### Directive
Write every line of the material out exactly as shown.

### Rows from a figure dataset
========================
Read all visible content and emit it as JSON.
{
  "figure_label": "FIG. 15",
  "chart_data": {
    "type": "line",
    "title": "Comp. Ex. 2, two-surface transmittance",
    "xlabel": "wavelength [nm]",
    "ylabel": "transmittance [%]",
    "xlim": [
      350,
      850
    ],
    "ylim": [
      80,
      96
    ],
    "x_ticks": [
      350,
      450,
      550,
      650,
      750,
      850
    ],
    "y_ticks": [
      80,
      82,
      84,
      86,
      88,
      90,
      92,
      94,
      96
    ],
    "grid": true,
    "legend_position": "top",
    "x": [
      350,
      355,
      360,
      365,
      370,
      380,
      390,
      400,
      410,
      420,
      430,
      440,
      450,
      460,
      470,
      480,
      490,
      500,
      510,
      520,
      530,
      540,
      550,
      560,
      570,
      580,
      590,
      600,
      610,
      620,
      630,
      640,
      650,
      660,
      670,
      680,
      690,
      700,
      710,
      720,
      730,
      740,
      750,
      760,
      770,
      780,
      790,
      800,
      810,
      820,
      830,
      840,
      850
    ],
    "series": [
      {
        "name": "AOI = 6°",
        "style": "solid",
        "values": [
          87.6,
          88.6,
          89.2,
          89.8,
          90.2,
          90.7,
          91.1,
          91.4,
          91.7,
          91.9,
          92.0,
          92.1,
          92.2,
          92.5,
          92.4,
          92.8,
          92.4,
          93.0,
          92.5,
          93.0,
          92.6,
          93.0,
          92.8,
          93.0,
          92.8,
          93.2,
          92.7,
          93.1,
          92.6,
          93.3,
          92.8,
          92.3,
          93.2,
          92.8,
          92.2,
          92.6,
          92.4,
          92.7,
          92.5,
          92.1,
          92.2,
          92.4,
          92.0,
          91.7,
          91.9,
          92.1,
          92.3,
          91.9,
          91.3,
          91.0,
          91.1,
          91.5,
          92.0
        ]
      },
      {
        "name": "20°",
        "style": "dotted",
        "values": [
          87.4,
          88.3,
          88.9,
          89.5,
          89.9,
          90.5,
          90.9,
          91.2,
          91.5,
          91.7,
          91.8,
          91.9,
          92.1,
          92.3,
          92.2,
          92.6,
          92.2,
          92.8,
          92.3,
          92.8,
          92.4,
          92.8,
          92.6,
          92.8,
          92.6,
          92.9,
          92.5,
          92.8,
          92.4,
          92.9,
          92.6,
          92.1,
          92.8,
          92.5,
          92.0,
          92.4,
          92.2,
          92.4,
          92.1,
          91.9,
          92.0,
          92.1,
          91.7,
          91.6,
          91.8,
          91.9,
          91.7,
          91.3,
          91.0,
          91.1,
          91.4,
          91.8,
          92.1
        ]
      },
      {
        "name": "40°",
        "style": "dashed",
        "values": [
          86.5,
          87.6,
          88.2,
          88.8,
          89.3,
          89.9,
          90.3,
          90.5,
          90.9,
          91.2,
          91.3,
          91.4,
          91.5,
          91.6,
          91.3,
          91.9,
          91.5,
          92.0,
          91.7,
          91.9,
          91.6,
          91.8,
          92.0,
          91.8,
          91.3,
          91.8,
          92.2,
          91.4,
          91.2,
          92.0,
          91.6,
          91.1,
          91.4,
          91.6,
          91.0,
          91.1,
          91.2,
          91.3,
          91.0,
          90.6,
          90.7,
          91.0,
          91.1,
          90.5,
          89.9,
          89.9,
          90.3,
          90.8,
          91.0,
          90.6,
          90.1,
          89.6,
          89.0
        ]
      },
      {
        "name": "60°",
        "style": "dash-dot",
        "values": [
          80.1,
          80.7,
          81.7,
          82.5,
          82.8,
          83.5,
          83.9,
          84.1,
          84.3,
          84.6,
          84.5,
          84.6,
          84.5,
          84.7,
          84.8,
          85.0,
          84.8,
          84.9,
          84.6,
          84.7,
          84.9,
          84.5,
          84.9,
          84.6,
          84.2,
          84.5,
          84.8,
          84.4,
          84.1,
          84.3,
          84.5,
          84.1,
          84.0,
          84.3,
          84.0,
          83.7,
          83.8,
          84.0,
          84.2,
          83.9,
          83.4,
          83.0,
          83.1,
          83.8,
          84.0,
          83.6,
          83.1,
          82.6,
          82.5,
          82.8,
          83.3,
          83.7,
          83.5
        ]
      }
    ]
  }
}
========================
### Task solution
Read all visible content and emit it as JSON.
{
  "figure_label": "FIG. 15",
  "chart_data": {
    "type": "line",
    "title": "Comp. Ex. 2, two-surface transmittance",
    "xlabel": "wavelength [nm]",
    "ylabel": "transmittance [%]",
    "xlim": [
      350,
      850
    ],
    "ylim": [
      80,
      96
    ],
    "x_ticks": [
      350,
      450,
      550,
      650,
      750,
      850
    ],
    "y_ticks": [
      80,
      82,
      84,
      86,
      88,
      90,
      92,
      94,
      96
    ],
    "grid": true,
    "legend_position": "top",
    "x": [
      350,
      355,
      360,
      365,
      370,
      380,
      390,
      400,
      410,
      420,
      430,
      440,
      450,
      460,
      470,
      480,
      490,
      500,
      510,
      520,
      530,
      540,
      550,
      560,
      570,
      580,
      590,
      600,
      610,
      620,
      630,
      640,
      650,
      660,
      670,
      680,
      690,
      700,
      710,
      720,
      730,
      740,
      750,
      760,
      770,
      780,
      790,
      800,
      810,
      820,
      830,
      840,
      850
    ],
    "series": [
      {
        "name": "AOI = 6°",
        "style": "solid",
        "values": [
          87.6,
          88.6,
          89.2,
          89.8,
          90.2,
          90.7,
          91.1,
          91.4,
          91.7,
          91.9,
          92.0,
          92.1,
          92.2,
          92.5,
          92.4,
          92.8,
          92.4,
          93.0,
          92.5,
          93.0,
          92.6,
          93.0,
          92.8,
          93.0,
          92.8,
          93.2,
          92.7,
          93.1,
          92.6,
          93.3,
          92.8,
          92.3,
          93.2,
          92.8,
          92.2,
          92.6,
          92.4,
          92.7,
          92.5,
          92.1,
          92.2,
          92.4,
          92.0,
          91.7,
          91.9,
          92.1,
          92.3,
          91.9,
          91.3,
          91.0,
          91.1,
          91.5,
          92.0
        ]
      },
      {
        "name": "20°",
        "style": "dotted",
        "values": [
          87.4,
          88.3,
          88.9,
          89.5,
          89.9,
          90.5,
          90.9,
          91.2,
          91.5,
          91.7,
          91.8,
          91.9,
          92.1,
          92.3,
          92.2,
          92.6,
          92.2,
          92.8,
          92.3,
          92.8,
          92.4,
          92.8,
          92.6,
          92.8,
          92.6,
          92.9,
          92.5,
          92.8,
          92.4,
          92.9,
          92.6,
          92.1,
          92.8,
          92.5,
          92.0,
          92.4,
          92.2,
          92.4,
          92.1,
          91.9,
          92.0,
          92.1,
          91.7,
          91.6,
          91.8,
          91.9,
          91.7,
          91.3,
          91.0,
          91.1,
          91.4,
          91.8,
          92.1
        ]
      },
      {
        "name": "40°",
        "style": "dashed",
        "values": [
          86.5,
          87.6,
          88.2,
          88.8,
          89.3,
          89.9,
          90.3,
          90.5,
          90.9,
          91.2,
          91.3,
          91.4,
          91.5,
          91.6,
          91.3,
          91.9,
          91.5,
          92.0,
          91.7,
          91.9,
          91.6,
          91.8,
          92.0,
          91.8,
          91.3,
          91.8,
          92.2,
          91.4,
          91.2,
          92.0,
          91.6,
          91.1,
          91.4,
          91.6,
          91.0,
          91.1,
          91.2,
          91.3,
          91.0,
          90.6,
          90.7,
          91.0,
          91.1,
          90.5,
          89.9,
          89.9,
          90.3,
          90.8,
          91.0,
          90.6,
          90.1,
          89.6,
          89.0
        ]
      },
      {
        "name": "60°",
        "style": "dash-dot",
        "values": [
          80.1,
          80.7,
          81.7,
          82.5,
          82.8,
          83.5,
          83.9,
          84.1,
          84.3,
          84.6,
          84.5,
          84.6,
          84.5,
          84.7,
          84.8,
          85.0,
          84.8,
          84.9,
          84.6,
          84.7,
          84.9,
          84.5,
          84.9,
          84.6,
          84.2,
          84.5,
          84.8,
          84.4,
          84.1,
          84.3,
          84.5,
          84.1,
          84.0,
          84.3,
          84.0,
          83.7,
          83.8,
          84.0,
          84.2,
          83.9,
          83.4,
          83.0,
          83.1,
          83.8,
          84.0,
          83.6,
          83.1,
          82.6,
          82.5,
          82.8,
          83.3,
          83.7,
          83.5
        ]
      }
    ]
  }
}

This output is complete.